_To be done_
Take the listing and print it in full, exactly as given.

[Dataset rows]
________________
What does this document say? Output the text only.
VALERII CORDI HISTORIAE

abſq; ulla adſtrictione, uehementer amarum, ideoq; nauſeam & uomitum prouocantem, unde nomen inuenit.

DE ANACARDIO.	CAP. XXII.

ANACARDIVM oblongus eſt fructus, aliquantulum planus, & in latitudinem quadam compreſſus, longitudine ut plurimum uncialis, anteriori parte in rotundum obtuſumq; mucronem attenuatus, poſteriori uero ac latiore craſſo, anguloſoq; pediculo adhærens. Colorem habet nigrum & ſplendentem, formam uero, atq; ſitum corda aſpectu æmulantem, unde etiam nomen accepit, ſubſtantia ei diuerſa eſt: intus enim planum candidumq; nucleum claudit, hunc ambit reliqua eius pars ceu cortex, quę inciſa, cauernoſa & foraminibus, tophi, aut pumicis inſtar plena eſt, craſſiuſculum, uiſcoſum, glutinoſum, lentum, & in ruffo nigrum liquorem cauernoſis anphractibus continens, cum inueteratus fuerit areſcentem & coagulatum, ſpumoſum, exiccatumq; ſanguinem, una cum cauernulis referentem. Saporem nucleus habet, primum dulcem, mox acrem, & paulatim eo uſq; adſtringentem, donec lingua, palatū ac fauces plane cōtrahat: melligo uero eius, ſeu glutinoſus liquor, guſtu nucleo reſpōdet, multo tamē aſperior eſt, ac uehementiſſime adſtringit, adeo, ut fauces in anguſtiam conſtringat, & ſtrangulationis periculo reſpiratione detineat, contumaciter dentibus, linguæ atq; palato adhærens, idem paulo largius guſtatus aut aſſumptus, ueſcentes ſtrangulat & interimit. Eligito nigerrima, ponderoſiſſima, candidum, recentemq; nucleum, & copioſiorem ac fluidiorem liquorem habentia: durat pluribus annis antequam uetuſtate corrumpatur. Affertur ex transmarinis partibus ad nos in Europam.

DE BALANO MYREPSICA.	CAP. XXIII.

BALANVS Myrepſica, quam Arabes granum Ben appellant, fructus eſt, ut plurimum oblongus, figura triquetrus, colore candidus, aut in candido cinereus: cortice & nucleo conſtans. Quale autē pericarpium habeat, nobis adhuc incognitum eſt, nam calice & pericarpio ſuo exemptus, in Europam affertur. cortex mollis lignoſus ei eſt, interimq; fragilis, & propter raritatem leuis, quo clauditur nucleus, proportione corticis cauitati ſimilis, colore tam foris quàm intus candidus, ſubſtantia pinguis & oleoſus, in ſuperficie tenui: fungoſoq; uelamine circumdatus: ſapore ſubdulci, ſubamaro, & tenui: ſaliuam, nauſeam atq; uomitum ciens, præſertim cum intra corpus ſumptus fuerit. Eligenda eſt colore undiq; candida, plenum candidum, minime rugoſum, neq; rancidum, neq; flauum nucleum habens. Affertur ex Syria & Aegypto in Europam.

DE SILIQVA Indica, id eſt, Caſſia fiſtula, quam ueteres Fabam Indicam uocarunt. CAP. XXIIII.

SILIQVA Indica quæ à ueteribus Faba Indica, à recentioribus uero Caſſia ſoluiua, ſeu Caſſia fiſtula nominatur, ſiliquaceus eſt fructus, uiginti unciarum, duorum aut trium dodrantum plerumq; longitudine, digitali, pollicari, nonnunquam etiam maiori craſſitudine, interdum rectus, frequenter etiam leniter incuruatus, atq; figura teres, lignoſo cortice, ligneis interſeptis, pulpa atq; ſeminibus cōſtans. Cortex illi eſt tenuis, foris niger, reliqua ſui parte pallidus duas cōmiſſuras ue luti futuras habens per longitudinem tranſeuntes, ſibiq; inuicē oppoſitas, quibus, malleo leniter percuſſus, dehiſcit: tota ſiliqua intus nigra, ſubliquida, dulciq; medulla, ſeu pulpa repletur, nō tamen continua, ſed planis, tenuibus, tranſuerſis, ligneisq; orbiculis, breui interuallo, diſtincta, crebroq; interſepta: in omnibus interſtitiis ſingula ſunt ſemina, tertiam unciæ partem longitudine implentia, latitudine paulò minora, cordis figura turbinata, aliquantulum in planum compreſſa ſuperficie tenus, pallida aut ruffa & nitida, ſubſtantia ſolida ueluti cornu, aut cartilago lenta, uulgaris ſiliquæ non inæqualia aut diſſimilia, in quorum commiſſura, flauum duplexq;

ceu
________________
_Solved exercise_
What does this document say? Output the text only.
VALERII CORDI HISTORIAE

abſq; ulla adſtrictione, uehementer amarum, ideoq; nauſeam & uomitum prouocantem, unde nomen inuenit.

DE ANACARDIO.	CAP. XXII.

ANACARDIVM oblongus eſt fructus, aliquantulum planus, & in latitudinem quadam compreſſus, longitudine ut plurimum uncialis, anteriori parte in rotundum obtuſumq; mucronem attenuatus, poſteriori uero ac latiore craſſo, anguloſoq; pediculo adhærens. Colorem habet nigrum & ſplendentem, formam uero, atq; ſitum corda aſpectu æmulantem, unde etiam nomen accepit, ſubſtantia ei diuerſa eſt: intus enim planum candidumq; nucleum claudit, hunc ambit reliqua eius pars ceu cortex, quę inciſa, cauernoſa & foraminibus, tophi, aut pumicis inſtar plena eſt, craſſiuſculum, uiſcoſum, glutinoſum, lentum, & in ruffo nigrum liquorem cauernoſis anphractibus continens, cum inueteratus fuerit areſcentem & coagulatum, ſpumoſum, exiccatumq; ſanguinem, una cum cauernulis referentem. Saporem nucleus habet, primum dulcem, mox acrem, & paulatim eo uſq; adſtringentem, donec lingua, palatū ac fauces plane cōtrahat: melligo uero eius, ſeu glutinoſus liquor, guſtu nucleo reſpōdet, multo tamē aſperior eſt, ac uehementiſſime adſtringit, adeo, ut fauces in anguſtiam conſtringat, & ſtrangulationis periculo reſpiratione detineat, contumaciter dentibus, linguæ atq; palato adhærens, idem paulo largius guſtatus aut aſſumptus, ueſcentes ſtrangulat & interimit. Eligito nigerrima, ponderoſiſſima, candidum, recentemq; nucleum, & copioſiorem ac fluidiorem liquorem habentia: durat pluribus annis antequam uetuſtate corrumpatur. Affertur ex transmarinis partibus ad nos in Europam.

DE BALANO MYREPSICA.	CAP. XXIII.

BALANVS Myrepſica, quam Arabes granum Ben appellant, fructus eſt, ut plurimum oblongus, figura triquetrus, colore candidus, aut in candido cinereus: cortice & nucleo conſtans. Quale autē pericarpium habeat, nobis adhuc incognitum eſt, nam calice & pericarpio ſuo exemptus, in Europam affertur. cortex mollis lignoſus ei eſt, interimq; fragilis, & propter raritatem leuis, quo clauditur nucleus, proportione corticis cauitati ſimilis, colore tam foris quàm intus candidus, ſubſtantia pinguis & oleoſus, in ſuperficie tenui: fungoſoq; uelamine circumdatus: ſapore ſubdulci, ſubamaro, & tenui: ſaliuam, nauſeam atq; uomitum ciens, præſertim cum intra corpus ſumptus fuerit. Eligenda eſt colore undiq; candida, plenum candidum, minime rugoſum, neq; rancidum, neq; flauum nucleum habens. Affertur ex Syria & Aegypto in Europam.

DE SILIQVA Indica, id eſt, Caſſia fiſtula, quam ueteres Fabam Indicam uocarunt. CAP. XXIIII.

SILIQVA Indica quæ à ueteribus Faba Indica, à recentioribus uero Caſſia ſoluiua, ſeu Caſſia fiſtula nominatur, ſiliquaceus eſt fructus, uiginti unciarum, duorum aut trium dodrantum plerumq; longitudine, digitali, pollicari, nonnunquam etiam maiori craſſitudine, interdum rectus, frequenter etiam leniter incuruatus, atq; figura teres, lignoſo cortice, ligneis interſeptis, pulpa atq; ſeminibus cōſtans. Cortex illi eſt tenuis, foris niger, reliqua ſui parte pallidus duas cōmiſſuras ue luti futuras habens per longitudinem tranſeuntes, ſibiq; inuicē oppoſitas, quibus, malleo leniter percuſſus, dehiſcit: tota ſiliqua intus nigra, ſubliquida, dulciq; medulla, ſeu pulpa repletur, nō tamen continua, ſed planis, tenuibus, tranſuerſis, ligneisq; orbiculis, breui interuallo, diſtincta, crebroq; interſepta: in omnibus interſtitiis ſingula ſunt ſemina, tertiam unciæ partem longitudine implentia, latitudine paulò minora, cordis figura turbinata, aliquantulum in planum compreſſa ſuperficie tenus, pallida aut ruffa & nitida, ſubſtantia ſolida ueluti cornu, aut cartilago lenta, uulgaris ſiliquæ non inæqualia aut diſſimilia, in quorum commiſſura, flauum duplexq;

ceu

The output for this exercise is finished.